> [Short problem]: Retype all of the listing exactly, passing over any picture you find.

[Figure contents as structured data]
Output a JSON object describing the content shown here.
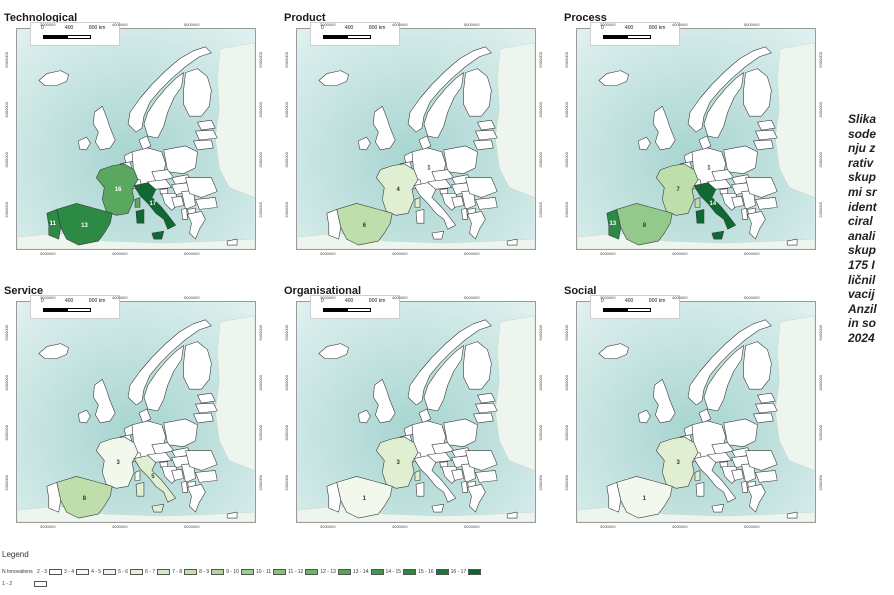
{
  "panels": [
    {
      "title": "Technological",
      "fills": {
        "FR": 5,
        "ES": 6,
        "PT": 6,
        "IT": 7
      },
      "labels": [
        {
          "code": "FR",
          "text": "16"
        },
        {
          "code": "ES",
          "text": "13"
        },
        {
          "code": "PT",
          "text": "11"
        },
        {
          "code": "IT",
          "text": "17"
        }
      ]
    },
    {
      "title": "Product",
      "fills": {
        "FR": 2,
        "ES": 3
      },
      "labels": [
        {
          "code": "FR",
          "text": "4"
        },
        {
          "code": "ES",
          "text": "6"
        },
        {
          "code": "DE",
          "text": "1"
        }
      ]
    },
    {
      "title": "Process",
      "fills": {
        "FR": 3,
        "ES": 4,
        "PT": 6,
        "IT": 7
      },
      "labels": [
        {
          "code": "FR",
          "text": "7"
        },
        {
          "code": "ES",
          "text": "8"
        },
        {
          "code": "PT",
          "text": "13"
        },
        {
          "code": "IT",
          "text": "14"
        },
        {
          "code": "DE",
          "text": "1"
        }
      ]
    },
    {
      "title": "Service",
      "fills": {
        "FR": 1,
        "ES": 3,
        "IT": 2
      },
      "labels": [
        {
          "code": "FR",
          "text": "3"
        },
        {
          "code": "ES",
          "text": "8"
        },
        {
          "code": "IT",
          "text": "5"
        }
      ]
    },
    {
      "title": "Organisational",
      "fills": {
        "FR": 2,
        "ES": 1
      },
      "labels": [
        {
          "code": "FR",
          "text": "3"
        },
        {
          "code": "ES",
          "text": "1"
        }
      ]
    },
    {
      "title": "Social",
      "fills": {
        "FR": 2,
        "ES": 1
      },
      "labels": [
        {
          "code": "FR",
          "text": "3"
        },
        {
          "code": "ES",
          "text": "1"
        }
      ]
    }
  ],
  "axes": {
    "x_ticks": [
      "3000000",
      "4000000",
      "5000000"
    ],
    "y_ticks": [
      "5000000",
      "4000000",
      "3000000",
      "2000000"
    ]
  },
  "scale_bar": {
    "labels": [
      "0",
      "400",
      "800 km"
    ]
  },
  "caption_lines": [
    "Slika",
    "sode",
    "nju z",
    "rativ",
    "skup",
    "mi sr",
    "ident",
    "ciral",
    "anali",
    "skup",
    "175 I",
    "ličnil",
    "vacij",
    "Anzil",
    "in so",
    "2024"
  ],
  "legend": {
    "title": "Legend",
    "label": "N Innovations",
    "classes": [
      "2 - 3",
      "3 - 4",
      "4 - 5",
      "5 - 6",
      "6 - 7",
      "7 - 8",
      "8 - 9",
      "9 - 10",
      "10 - 11",
      "11 - 12",
      "12 - 13",
      "13 - 14",
      "14 - 15",
      "15 - 16",
      "16 - 17"
    ],
    "second_row_label": "1 - 2"
  },
  "colors": {
    "sea_light": "#dff0ef",
    "sea_deep": "#a6d4d0",
    "land_other": "#ffffff",
    "border": "#3a3a3a",
    "fill_scale": [
      "#ffffff",
      "#f2f8ec",
      "#e0efd2",
      "#bedfac",
      "#93c98a",
      "#5aa860",
      "#2c8a45",
      "#0f6a32"
    ],
    "legend_swatches": [
      "#ffffff",
      "#f7fbf3",
      "#eef6e6",
      "#e3f1d7",
      "#d5eac4",
      "#c4e1b0",
      "#b0d79b",
      "#9ccd88",
      "#86c177",
      "#6eb467",
      "#56a65a",
      "#3f974d",
      "#2b8743",
      "#1a7739",
      "#0e6530"
    ]
  }
}
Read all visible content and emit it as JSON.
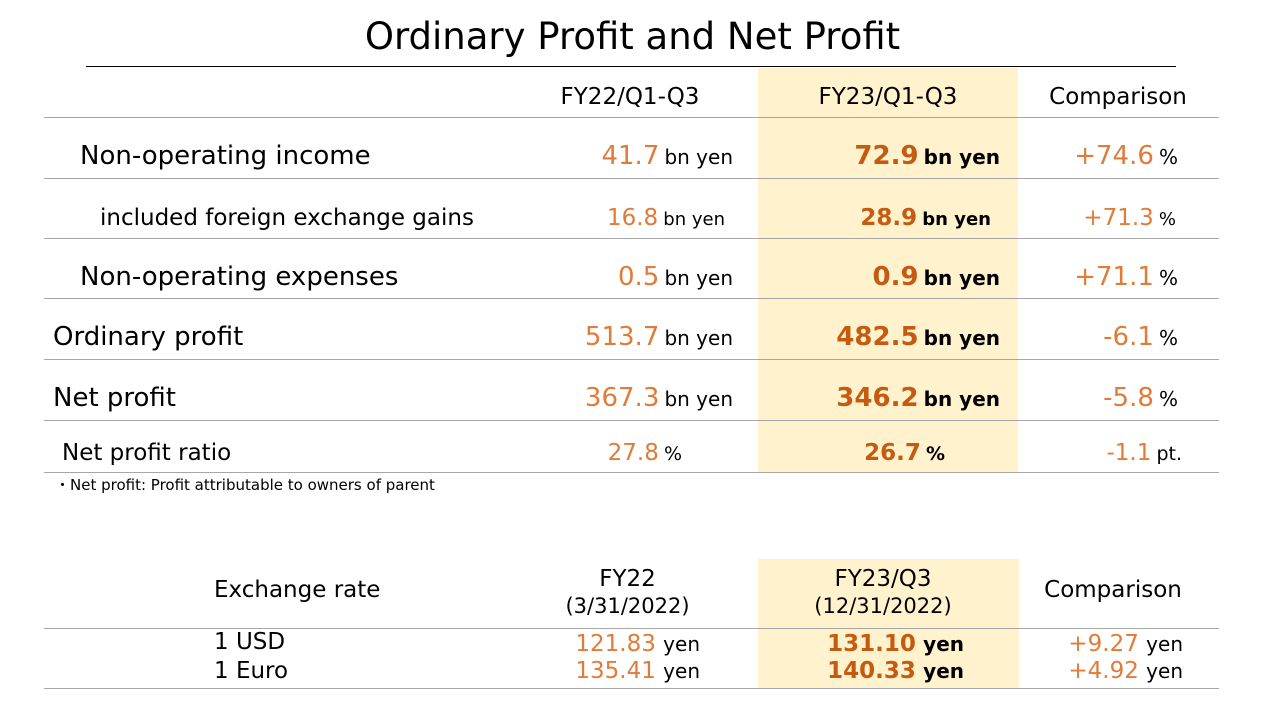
{
  "title": "Ordinary Profit and Net Profit",
  "profit_table": {
    "columns": [
      "FY22/Q1-Q3",
      "FY23/Q1-Q3",
      "Comparison"
    ],
    "rows": [
      {
        "label": "Non-operating income",
        "fy22": "41.7",
        "fy22_unit": "bn yen",
        "fy23": "72.9",
        "fy23_unit": "bn yen",
        "cmp": "+74.6",
        "cmp_unit": "%"
      },
      {
        "label": "included foreign exchange gains",
        "fy22": "16.8",
        "fy22_unit": "bn yen",
        "fy23": "28.9",
        "fy23_unit": "bn yen",
        "cmp": "+71.3",
        "cmp_unit": "%"
      },
      {
        "label": "Non-operating expenses",
        "fy22": "0.5",
        "fy22_unit": "bn yen",
        "fy23": "0.9",
        "fy23_unit": "bn yen",
        "cmp": "+71.1",
        "cmp_unit": "%"
      },
      {
        "label": "Ordinary profit",
        "fy22": "513.7",
        "fy22_unit": "bn yen",
        "fy23": "482.5",
        "fy23_unit": "bn yen",
        "cmp": "-6.1",
        "cmp_unit": "%"
      },
      {
        "label": "Net profit",
        "fy22": "367.3",
        "fy22_unit": "bn yen",
        "fy23": "346.2",
        "fy23_unit": "bn yen",
        "cmp": "-5.8",
        "cmp_unit": "%"
      },
      {
        "label": "Net profit ratio",
        "fy22": "27.8",
        "fy22_unit": "%",
        "fy23": "26.7",
        "fy23_unit": "%",
        "cmp": "-1.1",
        "cmp_unit": "pt."
      }
    ],
    "note": "・Net profit: Profit attributable to owners of parent"
  },
  "exchange_table": {
    "label": "Exchange rate",
    "col1_title": "FY22",
    "col1_date": "(3/31/2022)",
    "col2_title": "FY23/Q3",
    "col2_date": "(12/31/2022)",
    "col3_title": "Comparison",
    "rows": [
      {
        "label": "1 USD",
        "fy22": "121.83",
        "fy22_unit": "yen",
        "fy23": "131.10",
        "fy23_unit": "yen",
        "cmp": "+9.27",
        "cmp_unit": "yen"
      },
      {
        "label": "1 Euro",
        "fy22": "135.41",
        "fy22_unit": "yen",
        "fy23": "140.33",
        "fy23_unit": "yen",
        "cmp": "+4.92",
        "cmp_unit": "yen"
      }
    ]
  },
  "colors": {
    "highlight": "#fff2cc",
    "value_orange": "#e07b39",
    "value_bold": "#c55a11"
  }
}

> [Response]:
Output a JSON object describing the content shown here.
{
  "panels": [
    {
      "title": "Technological",
      "fills": {
        "FR": 5,
        "ES": 6,
        "PT": 6,
        "IT": 7
      },
      "labels": [
        {
          "code": "FR",
          "text": "16"
        },
        {
          "code": "ES",
          "text": "13"
        },
        {
          "code": "PT",
          "text": "11"
        },
        {
          "code": "IT",
          "text": "17"
        }
      ]
    },
    {
      "title": "Product",
      "fills": {
        "FR": 2,
        "ES": 3
      },
      "labels": [
        {
          "code": "FR",
          "text": "4"
        },
        {
          "code": "ES",
          "text": "6"
        },
        {
          "code": "DE",
          "text": "1"
        }
      ]
    },
    {
      "title": "Process",
      "fills": {
        "FR": 3,
        "ES": 4,
        "PT": 6,
        "IT": 7
      },
      "labels": [
        {
          "code": "FR",
          "text": "7"
        },
        {
          "code": "ES",
          "text": "8"
        },
        {
          "code": "PT",
          "text": "13"
        },
        {
          "code": "IT",
          "text": "14"
        },
        {
          "code": "DE",
          "text": "1"
        }
      ]
    },
    {
      "title": "Service",
      "fills": {
        "FR": 1,
        "ES": 3,
        "IT": 2
      },
      "labels": [
        {
          "code": "FR",
          "text": "3"
        },
        {
          "code": "ES",
          "text": "8"
        },
        {
          "code": "IT",
          "text": "5"
        }
      ]
    },
    {
      "title": "Organisational",
      "fills": {
        "FR": 2,
        "ES": 1
      },
      "labels": [
        {
          "code": "FR",
          "text": "3"
        },
        {
          "code": "ES",
          "text": "1"
        }
      ]
    },
    {
      "title": "Social",
      "fills": {
        "FR": 2,
        "ES": 1
      },
      "labels": [
        {
          "code": "FR",
          "text": "3"
        },
        {
          "code": "ES",
          "text": "1"
        }
      ]
    }
  ],
  "axes": {
    "x_ticks": [
      "3000000",
      "4000000",
      "5000000"
    ],
    "y_ticks": [
      "5000000",
      "4000000",
      "3000000",
      "2000000"
    ]
  },
  "scale_bar": {
    "labels": [
      "0",
      "400",
      "800 km"
    ]
  },
  "caption_lines": [
    "Slika",
    "sode",
    "nju z",
    "rativ",
    "skup",
    "mi sr",
    "ident",
    "ciral",
    "anali",
    "skup",
    "175 I",
    "ličnil",
    "vacij",
    "Anzil",
    "in so",
    "2024"
  ],
  "legend": {
    "title": "Legend",
    "label": "N Innovations",
    "classes": [
      "2 - 3",
      "3 - 4",
      "4 - 5",
      "5 - 6",
      "6 - 7",
      "7 - 8",
      "8 - 9",
      "9 - 10",
      "10 - 11",
      "11 - 12",
      "12 - 13",
      "13 - 14",
      "14 - 15",
      "15 - 16",
      "16 - 17"
    ],
    "second_row_label": "1 - 2"
  },
  "colors": {
    "sea_light": "#dff0ef",
    "sea_deep": "#a6d4d0",
    "land_other": "#ffffff",
    "border": "#3a3a3a",
    "fill_scale": [
      "#ffffff",
      "#f2f8ec",
      "#e0efd2",
      "#bedfac",
      "#93c98a",
      "#5aa860",
      "#2c8a45",
      "#0f6a32"
    ],
    "legend_swatches": [
      "#ffffff",
      "#f7fbf3",
      "#eef6e6",
      "#e3f1d7",
      "#d5eac4",
      "#c4e1b0",
      "#b0d79b",
      "#9ccd88",
      "#86c177",
      "#6eb467",
      "#56a65a",
      "#3f974d",
      "#2b8743",
      "#1a7739",
      "#0e6530"
    ]
  }
}
Read all visible content and emit it as JSON.
{
  "title": "Ordinary Profit and Net Profit",
  "profit_table": {
    "columns": [
      "FY22/Q1-Q3",
      "FY23/Q1-Q3",
      "Comparison"
    ],
    "rows": [
      {
        "label": "Non-operating income",
        "fy22": "41.7",
        "fy22_unit": "bn yen",
        "fy23": "72.9",
        "fy23_unit": "bn yen",
        "cmp": "+74.6",
        "cmp_unit": "%"
      },
      {
        "label": "included foreign exchange gains",
        "fy22": "16.8",
        "fy22_unit": "bn yen",
        "fy23": "28.9",
        "fy23_unit": "bn yen",
        "cmp": "+71.3",
        "cmp_unit": "%"
      },
      {
        "label": "Non-operating expenses",
        "fy22": "0.5",
        "fy22_unit": "bn yen",
        "fy23": "0.9",
        "fy23_unit": "bn yen",
        "cmp": "+71.1",
        "cmp_unit": "%"
      },
      {
        "label": "Ordinary profit",
        "fy22": "513.7",
        "fy22_unit": "bn yen",
        "fy23": "482.5",
        "fy23_unit": "bn yen",
        "cmp": "-6.1",
        "cmp_unit": "%"
      },
      {
        "label": "Net profit",
        "fy22": "367.3",
        "fy22_unit": "bn yen",
        "fy23": "346.2",
        "fy23_unit": "bn yen",
        "cmp": "-5.8",
        "cmp_unit": "%"
      },
      {
        "label": "Net profit ratio",
        "fy22": "27.8",
        "fy22_unit": "%",
        "fy23": "26.7",
        "fy23_unit": "%",
        "cmp": "-1.1",
        "cmp_unit": "pt."
      }
    ],
    "note": "・Net profit: Profit attributable to owners of parent"
  },
  "exchange_table": {
    "label": "Exchange rate",
    "col1_title": "FY22",
    "col1_date": "(3/31/2022)",
    "col2_title": "FY23/Q3",
    "col2_date": "(12/31/2022)",
    "col3_title": "Comparison",
    "rows": [
      {
        "label": "1 USD",
        "fy22": "121.83",
        "fy22_unit": "yen",
        "fy23": "131.10",
        "fy23_unit": "yen",
        "cmp": "+9.27",
        "cmp_unit": "yen"
      },
      {
        "label": "1 Euro",
        "fy22": "135.41",
        "fy22_unit": "yen",
        "fy23": "140.33",
        "fy23_unit": "yen",
        "cmp": "+4.92",
        "cmp_unit": "yen"
      }
    ]
  },
  "colors": {
    "highlight": "#fff2cc",
    "value_orange": "#e07b39",
    "value_bold": "#c55a11"
  }
}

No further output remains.